#### Exercise inputs:
☆ ☆ ☆ ☆
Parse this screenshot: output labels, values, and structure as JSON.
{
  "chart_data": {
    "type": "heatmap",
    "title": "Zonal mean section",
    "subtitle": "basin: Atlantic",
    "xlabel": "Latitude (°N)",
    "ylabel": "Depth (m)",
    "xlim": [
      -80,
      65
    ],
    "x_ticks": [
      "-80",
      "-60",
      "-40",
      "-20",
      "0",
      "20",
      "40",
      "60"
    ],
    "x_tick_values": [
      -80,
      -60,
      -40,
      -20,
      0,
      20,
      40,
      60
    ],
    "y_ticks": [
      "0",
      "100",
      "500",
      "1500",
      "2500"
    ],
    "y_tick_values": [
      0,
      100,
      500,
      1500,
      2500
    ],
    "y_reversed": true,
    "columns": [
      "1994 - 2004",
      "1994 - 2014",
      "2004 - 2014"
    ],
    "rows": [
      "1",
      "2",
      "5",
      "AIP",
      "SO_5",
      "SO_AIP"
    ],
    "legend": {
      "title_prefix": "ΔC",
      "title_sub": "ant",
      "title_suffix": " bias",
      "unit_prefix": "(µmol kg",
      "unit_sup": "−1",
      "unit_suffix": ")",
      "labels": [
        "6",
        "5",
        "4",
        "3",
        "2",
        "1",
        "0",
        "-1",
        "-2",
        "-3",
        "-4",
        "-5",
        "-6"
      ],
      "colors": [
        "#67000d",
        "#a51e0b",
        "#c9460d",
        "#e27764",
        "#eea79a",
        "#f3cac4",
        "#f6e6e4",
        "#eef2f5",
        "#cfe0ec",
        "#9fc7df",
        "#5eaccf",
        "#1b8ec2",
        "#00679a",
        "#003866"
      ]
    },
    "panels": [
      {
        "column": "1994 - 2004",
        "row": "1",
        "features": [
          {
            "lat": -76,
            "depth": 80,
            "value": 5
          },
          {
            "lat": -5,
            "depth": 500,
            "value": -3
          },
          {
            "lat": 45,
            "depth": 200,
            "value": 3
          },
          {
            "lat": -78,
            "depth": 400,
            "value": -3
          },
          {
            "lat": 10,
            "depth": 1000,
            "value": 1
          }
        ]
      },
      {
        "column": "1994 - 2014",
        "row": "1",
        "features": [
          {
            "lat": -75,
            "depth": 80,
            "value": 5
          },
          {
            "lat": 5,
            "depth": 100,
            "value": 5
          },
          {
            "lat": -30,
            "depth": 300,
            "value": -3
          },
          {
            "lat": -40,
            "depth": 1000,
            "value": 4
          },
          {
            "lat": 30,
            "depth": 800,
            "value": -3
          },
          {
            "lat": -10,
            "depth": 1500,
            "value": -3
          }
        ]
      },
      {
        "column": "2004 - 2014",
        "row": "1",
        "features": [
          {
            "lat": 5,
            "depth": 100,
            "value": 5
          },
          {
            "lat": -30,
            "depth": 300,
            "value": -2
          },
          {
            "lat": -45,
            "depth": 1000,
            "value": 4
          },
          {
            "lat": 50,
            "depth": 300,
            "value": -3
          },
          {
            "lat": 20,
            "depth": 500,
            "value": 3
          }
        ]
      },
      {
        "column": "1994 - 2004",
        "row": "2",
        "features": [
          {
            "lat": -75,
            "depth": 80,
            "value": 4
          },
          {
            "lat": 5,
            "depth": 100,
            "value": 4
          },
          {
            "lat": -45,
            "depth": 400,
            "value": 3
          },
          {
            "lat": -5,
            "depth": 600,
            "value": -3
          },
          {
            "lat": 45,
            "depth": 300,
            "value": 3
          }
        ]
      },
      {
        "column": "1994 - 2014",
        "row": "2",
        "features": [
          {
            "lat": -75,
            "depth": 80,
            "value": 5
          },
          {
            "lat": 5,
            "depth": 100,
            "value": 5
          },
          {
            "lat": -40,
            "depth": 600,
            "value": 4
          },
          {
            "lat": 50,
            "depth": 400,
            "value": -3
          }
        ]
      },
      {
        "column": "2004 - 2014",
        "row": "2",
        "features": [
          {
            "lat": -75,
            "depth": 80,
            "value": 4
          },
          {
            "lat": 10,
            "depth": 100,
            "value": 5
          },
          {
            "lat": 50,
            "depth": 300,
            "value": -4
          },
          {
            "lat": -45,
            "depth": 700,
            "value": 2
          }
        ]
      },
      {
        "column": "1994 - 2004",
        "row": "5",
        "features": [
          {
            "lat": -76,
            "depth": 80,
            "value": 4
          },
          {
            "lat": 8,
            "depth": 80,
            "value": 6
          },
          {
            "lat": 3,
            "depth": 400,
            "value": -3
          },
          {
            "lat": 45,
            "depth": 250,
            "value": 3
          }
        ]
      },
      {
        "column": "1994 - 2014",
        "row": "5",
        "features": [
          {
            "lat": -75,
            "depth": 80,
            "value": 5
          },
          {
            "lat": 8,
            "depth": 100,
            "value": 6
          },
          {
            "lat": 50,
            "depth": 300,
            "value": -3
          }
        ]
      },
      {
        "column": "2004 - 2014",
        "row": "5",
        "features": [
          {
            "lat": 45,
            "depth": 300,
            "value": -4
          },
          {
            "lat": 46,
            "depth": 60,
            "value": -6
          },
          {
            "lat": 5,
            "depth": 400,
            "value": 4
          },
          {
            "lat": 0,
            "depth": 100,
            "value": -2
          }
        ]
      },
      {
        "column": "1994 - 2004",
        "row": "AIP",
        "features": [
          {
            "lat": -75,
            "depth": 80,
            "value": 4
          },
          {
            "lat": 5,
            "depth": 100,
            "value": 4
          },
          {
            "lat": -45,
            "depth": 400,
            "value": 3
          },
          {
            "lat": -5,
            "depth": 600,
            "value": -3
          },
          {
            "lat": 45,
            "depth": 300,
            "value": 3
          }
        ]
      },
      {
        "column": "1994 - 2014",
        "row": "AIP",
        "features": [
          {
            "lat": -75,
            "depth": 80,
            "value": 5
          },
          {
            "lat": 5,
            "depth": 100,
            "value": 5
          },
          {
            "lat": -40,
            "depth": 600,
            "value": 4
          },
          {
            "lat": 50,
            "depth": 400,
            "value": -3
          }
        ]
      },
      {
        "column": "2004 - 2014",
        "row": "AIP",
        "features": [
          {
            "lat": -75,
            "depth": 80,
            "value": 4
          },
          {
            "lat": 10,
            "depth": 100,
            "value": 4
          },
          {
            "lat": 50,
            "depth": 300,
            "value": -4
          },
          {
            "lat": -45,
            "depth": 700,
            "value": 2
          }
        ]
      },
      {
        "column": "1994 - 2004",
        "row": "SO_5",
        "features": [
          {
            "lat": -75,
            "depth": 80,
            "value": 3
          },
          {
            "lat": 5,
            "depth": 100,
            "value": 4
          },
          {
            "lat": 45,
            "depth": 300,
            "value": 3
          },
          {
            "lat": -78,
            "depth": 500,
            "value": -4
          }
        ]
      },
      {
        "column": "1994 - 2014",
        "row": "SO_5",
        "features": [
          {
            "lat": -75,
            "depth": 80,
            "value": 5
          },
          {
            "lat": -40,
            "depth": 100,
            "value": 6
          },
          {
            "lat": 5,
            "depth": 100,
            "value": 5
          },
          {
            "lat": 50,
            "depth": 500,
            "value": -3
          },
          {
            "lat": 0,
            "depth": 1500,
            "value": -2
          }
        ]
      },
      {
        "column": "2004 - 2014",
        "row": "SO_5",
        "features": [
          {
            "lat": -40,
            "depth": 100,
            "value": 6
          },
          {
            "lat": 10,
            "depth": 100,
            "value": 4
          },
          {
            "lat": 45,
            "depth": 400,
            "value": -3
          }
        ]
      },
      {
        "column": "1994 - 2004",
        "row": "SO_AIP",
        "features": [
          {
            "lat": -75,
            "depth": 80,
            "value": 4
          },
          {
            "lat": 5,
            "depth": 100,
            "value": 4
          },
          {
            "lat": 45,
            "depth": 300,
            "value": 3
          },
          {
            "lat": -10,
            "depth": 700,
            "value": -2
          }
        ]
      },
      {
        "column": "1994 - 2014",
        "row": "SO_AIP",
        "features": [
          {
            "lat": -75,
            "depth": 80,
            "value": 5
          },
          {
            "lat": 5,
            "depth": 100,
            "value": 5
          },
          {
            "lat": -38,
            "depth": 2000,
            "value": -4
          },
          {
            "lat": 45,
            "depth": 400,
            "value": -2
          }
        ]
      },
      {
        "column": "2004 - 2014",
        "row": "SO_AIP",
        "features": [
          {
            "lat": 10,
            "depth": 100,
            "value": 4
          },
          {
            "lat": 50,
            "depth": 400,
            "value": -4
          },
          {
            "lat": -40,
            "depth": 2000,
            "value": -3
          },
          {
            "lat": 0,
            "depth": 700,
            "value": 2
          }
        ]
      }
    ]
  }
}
☆ ☆ ☆ ☆
#### Request:
Within the listing, how many lines hold the word "labels"? Only the number is to be given.

#### The completed task:
2